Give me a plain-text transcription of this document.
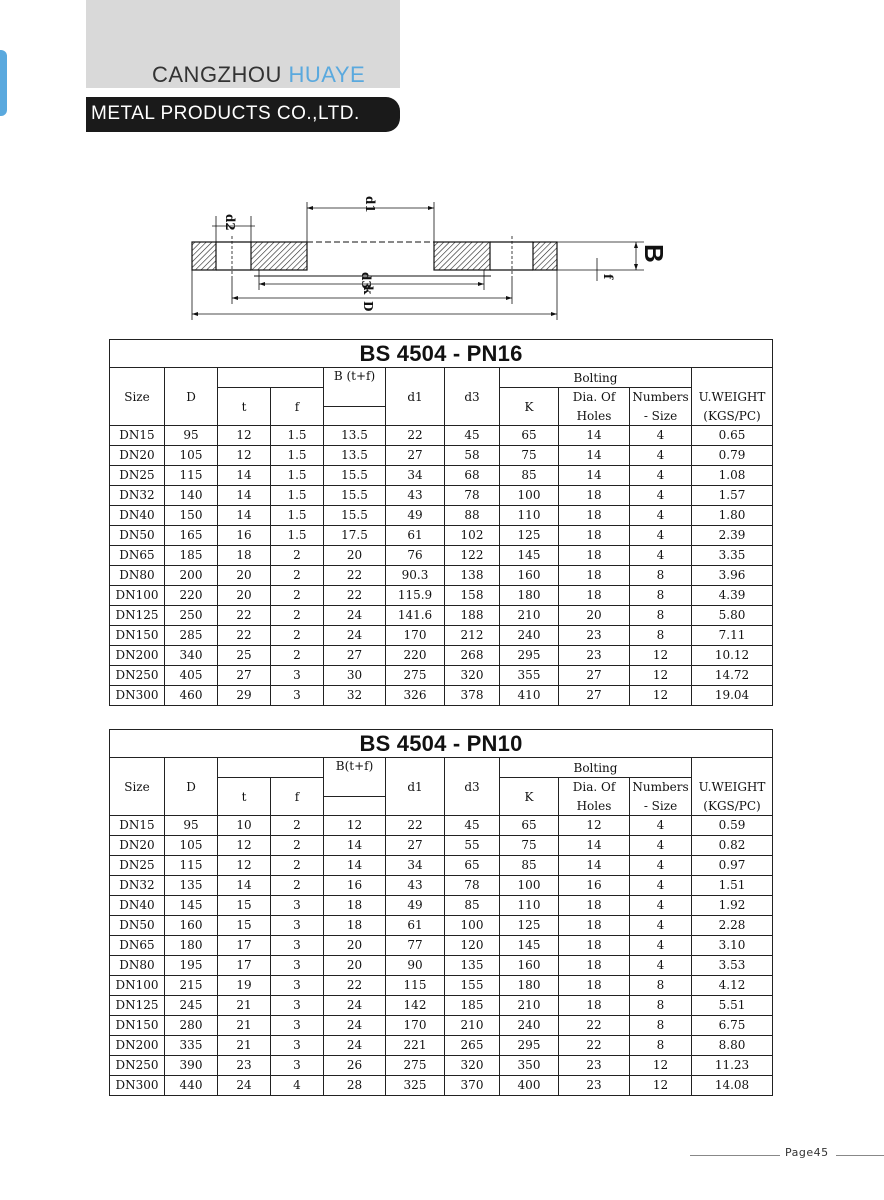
CANGZHOU HUAYE
METAL PRODUCTS CO.,LTD.
d2
d1
d3
k
D
f
B
BS 4504 - PN16										
Size	D			B (t+f)	d1	d3	Bolting			
		t	f				K	Dia. Of	Numbers	U.WEIGHT
								Holes	- Size	(KGS/PC)
DN15	95	12	1.5	13.5	22	45	65	14	4	0.65
DN20	105	12	1.5	13.5	27	58	75	14	4	0.79
DN25	115	14	1.5	15.5	34	68	85	14	4	1.08
DN32	140	14	1.5	15.5	43	78	100	18	4	1.57
DN40	150	14	1.5	15.5	49	88	110	18	4	1.80
DN50	165	16	1.5	17.5	61	102	125	18	4	2.39
DN65	185	18	2	20	76	122	145	18	4	3.35
DN80	200	20	2	22	90.3	138	160	18	8	3.96
DN100	220	20	2	22	115.9	158	180	18	8	4.39
DN125	250	22	2	24	141.6	188	210	20	8	5.80
DN150	285	22	2	24	170	212	240	23	8	7.11
DN200	340	25	2	27	220	268	295	23	12	10.12
DN250	405	27	3	30	275	320	355	27	12	14.72
DN300	460	29	3	32	326	378	410	27	12	19.04
BS 4504 - PN10										
Size	D			B(t+f)	d1	d3	Bolting			
		t	f				K	Dia. Of	Numbers	U.WEIGHT
								Holes	- Size	(KGS/PC)
DN15	95	10	2	12	22	45	65	12	4	0.59
DN20	105	12	2	14	27	55	75	14	4	0.82
DN25	115	12	2	14	34	65	85	14	4	0.97
DN32	135	14	2	16	43	78	100	16	4	1.51
DN40	145	15	3	18	49	85	110	18	4	1.92
DN50	160	15	3	18	61	100	125	18	4	2.28
DN65	180	17	3	20	77	120	145	18	4	3.10
DN80	195	17	3	20	90	135	160	18	4	3.53
DN100	215	19	3	22	115	155	180	18	8	4.12
DN125	245	21	3	24	142	185	210	18	8	5.51
DN150	280	21	3	24	170	210	240	22	8	6.75
DN200	335	21	3	24	221	265	295	22	8	8.80
DN250	390	23	3	26	275	320	350	23	12	11.23
DN300	440	24	4	28	325	370	400	23	12	14.08
Page45
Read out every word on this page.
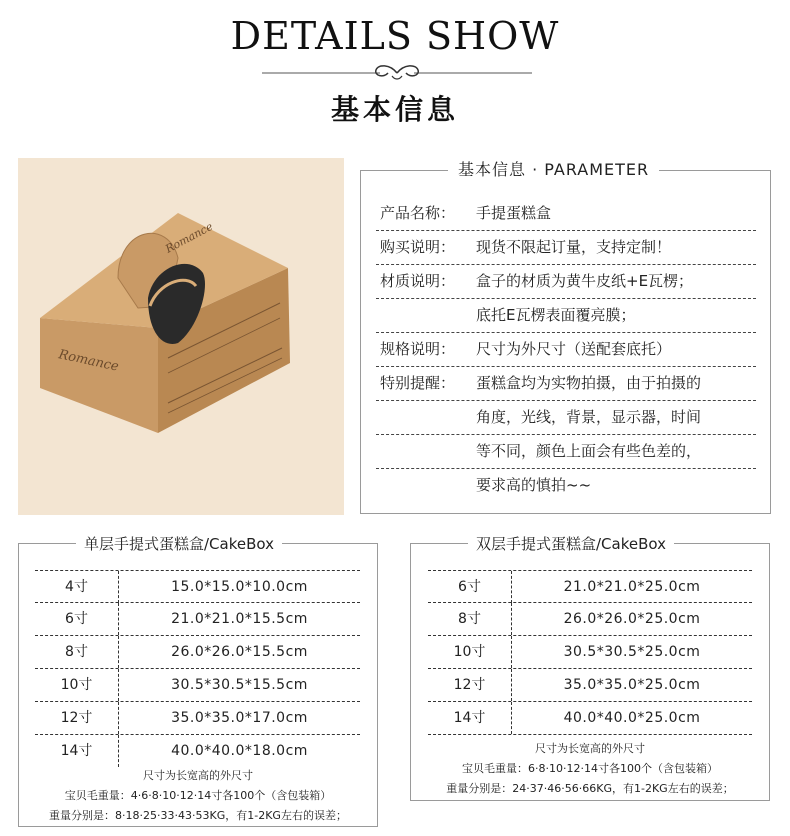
DETAILS SHOW
基本信息
Romance
Romance
基本信息 · PARAMETER
产品名称： 手提蛋糕盒
购买说明： 现货不限起订量，支持定制！
材质说明： 盒子的材质为黄牛皮纸+E瓦楞；
底托E瓦楞表面覆亮膜；
规格说明： 尺寸为外尺寸（送配套底托）
特别提醒： 蛋糕盒均为实物拍摄，由于拍摄的
角度，光线，背景，显示器，时间
等不同，颜色上面会有些色差的，
要求高的慎拍~~
单层手提式蛋糕盒/CakeBox
4寸	15.0*15.0*10.0cm
6寸	21.0*21.0*15.5cm
8寸	26.0*26.0*15.5cm
10寸	30.5*30.5*15.5cm
12寸	35.0*35.0*17.0cm
14寸	40.0*40.0*18.0cm
尺寸为长宽高的外尺寸
宝贝毛重量：4·6·8·10·12·14寸各100个（含包装箱）
重量分别是：8·18·25·33·43·53KG，有1-2KG左右的误差；
双层手提式蛋糕盒/CakeBox
6寸	21.0*21.0*25.0cm
8寸	26.0*26.0*25.0cm
10寸	30.5*30.5*25.0cm
12寸	35.0*35.0*25.0cm
14寸	40.0*40.0*25.0cm
尺寸为长宽高的外尺寸
宝贝毛重量：6·8·10·12·14寸各100个（含包装箱）
重量分别是：24·37·46·56·66KG，有1-2KG左右的误差；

**Task**
Leave out every picture and write out exactly the lines running from the line containing "Read out every word on this page." to the end of the listing above.

**Right answer**
Read out every word on this page.
DETAILS SHOW
基本信息
Romance
Romance
基本信息 · PARAMETER
产品名称： 手提蛋糕盒
购买说明： 现货不限起订量，支持定制！
材质说明： 盒子的材质为黄牛皮纸+E瓦楞；
底托E瓦楞表面覆亮膜；
规格说明： 尺寸为外尺寸（送配套底托）
特别提醒： 蛋糕盒均为实物拍摄，由于拍摄的
角度，光线，背景，显示器，时间
等不同，颜色上面会有些色差的，
要求高的慎拍~~
单层手提式蛋糕盒/CakeBox
4寸	15.0*15.0*10.0cm
6寸	21.0*21.0*15.5cm
8寸	26.0*26.0*15.5cm
10寸	30.5*30.5*15.5cm
12寸	35.0*35.0*17.0cm
14寸	40.0*40.0*18.0cm
尺寸为长宽高的外尺寸
宝贝毛重量：4·6·8·10·12·14寸各100个（含包装箱）
重量分别是：8·18·25·33·43·53KG，有1-2KG左右的误差；
双层手提式蛋糕盒/CakeBox
6寸	21.0*21.0*25.0cm
8寸	26.0*26.0*25.0cm
10寸	30.5*30.5*25.0cm
12寸	35.0*35.0*25.0cm
14寸	40.0*40.0*25.0cm
尺寸为长宽高的外尺寸
宝贝毛重量：6·8·10·12·14寸各100个（含包装箱）
重量分别是：24·37·46·56·66KG，有1-2KG左右的误差；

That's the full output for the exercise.